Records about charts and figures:
|---|

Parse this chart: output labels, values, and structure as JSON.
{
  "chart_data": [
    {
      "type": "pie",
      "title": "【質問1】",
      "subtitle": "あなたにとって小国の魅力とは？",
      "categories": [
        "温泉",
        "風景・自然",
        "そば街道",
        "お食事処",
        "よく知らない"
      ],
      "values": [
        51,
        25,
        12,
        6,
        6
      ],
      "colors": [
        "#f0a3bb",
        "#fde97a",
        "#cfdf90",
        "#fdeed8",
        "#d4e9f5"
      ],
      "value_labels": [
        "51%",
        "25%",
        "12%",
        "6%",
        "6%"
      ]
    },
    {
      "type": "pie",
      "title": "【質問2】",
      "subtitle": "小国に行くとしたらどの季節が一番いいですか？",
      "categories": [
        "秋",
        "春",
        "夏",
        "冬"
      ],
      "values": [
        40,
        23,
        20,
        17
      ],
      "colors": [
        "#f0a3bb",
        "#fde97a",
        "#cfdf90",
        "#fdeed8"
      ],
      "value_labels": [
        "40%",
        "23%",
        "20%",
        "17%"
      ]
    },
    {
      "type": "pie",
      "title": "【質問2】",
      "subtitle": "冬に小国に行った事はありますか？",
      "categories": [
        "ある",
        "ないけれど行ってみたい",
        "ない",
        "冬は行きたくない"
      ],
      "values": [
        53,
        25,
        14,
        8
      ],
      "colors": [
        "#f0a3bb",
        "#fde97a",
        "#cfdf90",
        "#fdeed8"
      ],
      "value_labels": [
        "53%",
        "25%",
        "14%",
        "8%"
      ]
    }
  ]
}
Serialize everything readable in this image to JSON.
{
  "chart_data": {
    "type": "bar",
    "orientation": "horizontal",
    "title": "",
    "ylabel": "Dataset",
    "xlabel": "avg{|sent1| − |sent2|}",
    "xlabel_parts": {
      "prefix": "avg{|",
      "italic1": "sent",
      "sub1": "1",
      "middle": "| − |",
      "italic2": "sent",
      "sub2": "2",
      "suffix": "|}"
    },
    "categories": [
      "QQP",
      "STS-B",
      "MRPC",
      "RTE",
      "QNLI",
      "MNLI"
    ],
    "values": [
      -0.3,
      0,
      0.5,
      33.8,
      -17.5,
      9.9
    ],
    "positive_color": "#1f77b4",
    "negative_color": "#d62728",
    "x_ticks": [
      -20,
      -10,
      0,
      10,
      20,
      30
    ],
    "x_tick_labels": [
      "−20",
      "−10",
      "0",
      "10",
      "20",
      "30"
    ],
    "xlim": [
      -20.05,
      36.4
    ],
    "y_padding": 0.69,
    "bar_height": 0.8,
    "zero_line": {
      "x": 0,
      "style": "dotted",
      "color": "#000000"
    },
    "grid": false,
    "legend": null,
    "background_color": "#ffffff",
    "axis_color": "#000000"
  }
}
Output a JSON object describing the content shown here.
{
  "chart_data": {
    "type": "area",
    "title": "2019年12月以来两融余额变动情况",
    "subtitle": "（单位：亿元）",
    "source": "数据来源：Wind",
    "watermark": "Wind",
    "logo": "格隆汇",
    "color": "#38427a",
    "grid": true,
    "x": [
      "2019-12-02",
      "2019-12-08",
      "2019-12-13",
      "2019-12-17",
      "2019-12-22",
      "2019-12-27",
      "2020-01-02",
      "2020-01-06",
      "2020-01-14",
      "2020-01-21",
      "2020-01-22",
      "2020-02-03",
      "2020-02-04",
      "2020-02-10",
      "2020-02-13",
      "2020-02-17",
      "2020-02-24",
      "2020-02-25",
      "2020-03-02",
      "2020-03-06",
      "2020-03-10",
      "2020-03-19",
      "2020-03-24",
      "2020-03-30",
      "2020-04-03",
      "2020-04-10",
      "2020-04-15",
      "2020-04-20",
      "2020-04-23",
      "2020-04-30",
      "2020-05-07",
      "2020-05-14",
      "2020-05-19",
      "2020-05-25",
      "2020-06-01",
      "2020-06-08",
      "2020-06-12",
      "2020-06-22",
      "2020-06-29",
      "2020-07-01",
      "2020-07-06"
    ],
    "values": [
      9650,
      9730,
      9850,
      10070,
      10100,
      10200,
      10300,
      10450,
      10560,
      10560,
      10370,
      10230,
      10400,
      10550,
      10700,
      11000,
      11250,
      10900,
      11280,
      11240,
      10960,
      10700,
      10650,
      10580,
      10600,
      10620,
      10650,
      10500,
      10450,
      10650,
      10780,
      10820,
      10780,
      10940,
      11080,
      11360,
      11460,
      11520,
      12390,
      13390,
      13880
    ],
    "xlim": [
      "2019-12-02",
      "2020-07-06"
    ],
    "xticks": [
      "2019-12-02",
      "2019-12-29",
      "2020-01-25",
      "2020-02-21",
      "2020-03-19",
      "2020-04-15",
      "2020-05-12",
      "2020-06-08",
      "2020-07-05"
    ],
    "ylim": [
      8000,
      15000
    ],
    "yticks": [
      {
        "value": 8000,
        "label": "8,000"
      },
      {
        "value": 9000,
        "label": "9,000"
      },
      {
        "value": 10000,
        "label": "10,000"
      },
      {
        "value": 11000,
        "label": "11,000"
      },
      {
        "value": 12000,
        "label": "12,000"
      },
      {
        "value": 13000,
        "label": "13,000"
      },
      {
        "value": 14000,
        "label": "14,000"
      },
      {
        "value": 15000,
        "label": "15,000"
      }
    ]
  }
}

|---|

Given request:
Copy out the material word for word and line for line.

Worked solution:
Parse this chart: output labels, values, and structure as JSON.
{
  "chart_data": [
    {
      "type": "pie",
      "title": "【質問1】",
      "subtitle": "あなたにとって小国の魅力とは？",
      "categories": [
        "温泉",
        "風景・自然",
        "そば街道",
        "お食事処",
        "よく知らない"
      ],
      "values": [
        51,
        25,
        12,
        6,
        6
      ],
      "colors": [
        "#f0a3bb",
        "#fde97a",
        "#cfdf90",
        "#fdeed8",
        "#d4e9f5"
      ],
      "value_labels": [
        "51%",
        "25%",
        "12%",
        "6%",
        "6%"
      ]
    },
    {
      "type": "pie",
      "title": "【質問2】",
      "subtitle": "小国に行くとしたらどの季節が一番いいですか？",
      "categories": [
        "秋",
        "春",
        "夏",
        "冬"
      ],
      "values": [
        40,
        23,
        20,
        17
      ],
      "colors": [
        "#f0a3bb",
        "#fde97a",
        "#cfdf90",
        "#fdeed8"
      ],
      "value_labels": [
        "40%",
        "23%",
        "20%",
        "17%"
      ]
    },
    {
      "type": "pie",
      "title": "【質問2】",
      "subtitle": "冬に小国に行った事はありますか？",
      "categories": [
        "ある",
        "ないけれど行ってみたい",
        "ない",
        "冬は行きたくない"
      ],
      "values": [
        53,
        25,
        14,
        8
      ],
      "colors": [
        "#f0a3bb",
        "#fde97a",
        "#cfdf90",
        "#fdeed8"
      ],
      "value_labels": [
        "53%",
        "25%",
        "14%",
        "8%"
      ]
    }
  ]
}
Serialize everything readable in this image to JSON.
{
  "chart_data": {
    "type": "bar",
    "orientation": "horizontal",
    "title": "",
    "ylabel": "Dataset",
    "xlabel": "avg{|sent1| − |sent2|}",
    "xlabel_parts": {
      "prefix": "avg{|",
      "italic1": "sent",
      "sub1": "1",
      "middle": "| − |",
      "italic2": "sent",
      "sub2": "2",
      "suffix": "|}"
    },
    "categories": [
      "QQP",
      "STS-B",
      "MRPC",
      "RTE",
      "QNLI",
      "MNLI"
    ],
    "values": [
      -0.3,
      0,
      0.5,
      33.8,
      -17.5,
      9.9
    ],
    "positive_color": "#1f77b4",
    "negative_color": "#d62728",
    "x_ticks": [
      -20,
      -10,
      0,
      10,
      20,
      30
    ],
    "x_tick_labels": [
      "−20",
      "−10",
      "0",
      "10",
      "20",
      "30"
    ],
    "xlim": [
      -20.05,
      36.4
    ],
    "y_padding": 0.69,
    "bar_height": 0.8,
    "zero_line": {
      "x": 0,
      "style": "dotted",
      "color": "#000000"
    },
    "grid": false,
    "legend": null,
    "background_color": "#ffffff",
    "axis_color": "#000000"
  }
}
Output a JSON object describing the content shown here.
{
  "chart_data": {
    "type": "area",
    "title": "2019年12月以来两融余额变动情况",
    "subtitle": "（单位：亿元）",
    "source": "数据来源：Wind",
    "watermark": "Wind",
    "logo": "格隆汇",
    "color": "#38427a",
    "grid": true,
    "x": [
      "2019-12-02",
      "2019-12-08",
      "2019-12-13",
      "2019-12-17",
      "2019-12-22",
      "2019-12-27",
      "2020-01-02",
      "2020-01-06",
      "2020-01-14",
      "2020-01-21",
      "2020-01-22",
      "2020-02-03",
      "2020-02-04",
      "2020-02-10",
      "2020-02-13",
      "2020-02-17",
      "2020-02-24",
      "2020-02-25",
      "2020-03-02",
      "2020-03-06",
      "2020-03-10",
      "2020-03-19",
      "2020-03-24",
      "2020-03-30",
      "2020-04-03",
      "2020-04-10",
      "2020-04-15",
      "2020-04-20",
      "2020-04-23",
      "2020-04-30",
      "2020-05-07",
      "2020-05-14",
      "2020-05-19",
      "2020-05-25",
      "2020-06-01",
      "2020-06-08",
      "2020-06-12",
      "2020-06-22",
      "2020-06-29",
      "2020-07-01",
      "2020-07-06"
    ],
    "values": [
      9650,
      9730,
      9850,
      10070,
      10100,
      10200,
      10300,
      10450,
      10560,
      10560,
      10370,
      10230,
      10400,
      10550,
      10700,
      11000,
      11250,
      10900,
      11280,
      11240,
      10960,
      10700,
      10650,
      10580,
      10600,
      10620,
      10650,
      10500,
      10450,
      10650,
      10780,
      10820,
      10780,
      10940,
      11080,
      11360,
      11460,
      11520,
      12390,
      13390,
      13880
    ],
    "xlim": [
      "2019-12-02",
      "2020-07-06"
    ],
    "xticks": [
      "2019-12-02",
      "2019-12-29",
      "2020-01-25",
      "2020-02-21",
      "2020-03-19",
      "2020-04-15",
      "2020-05-12",
      "2020-06-08",
      "2020-07-05"
    ],
    "ylim": [
      8000,
      15000
    ],
    "yticks": [
      {
        "value": 8000,
        "label": "8,000"
      },
      {
        "value": 9000,
        "label": "9,000"
      },
      {
        "value": 10000,
        "label": "10,000"
      },
      {
        "value": 11000,
        "label": "11,000"
      },
      {
        "value": 12000,
        "label": "12,000"
      },
      {
        "value": 13000,
        "label": "13,000"
      },
      {
        "value": 14000,
        "label": "14,000"
      },
      {
        "value": 15000,
        "label": "15,000"
      }
    ]
  }
}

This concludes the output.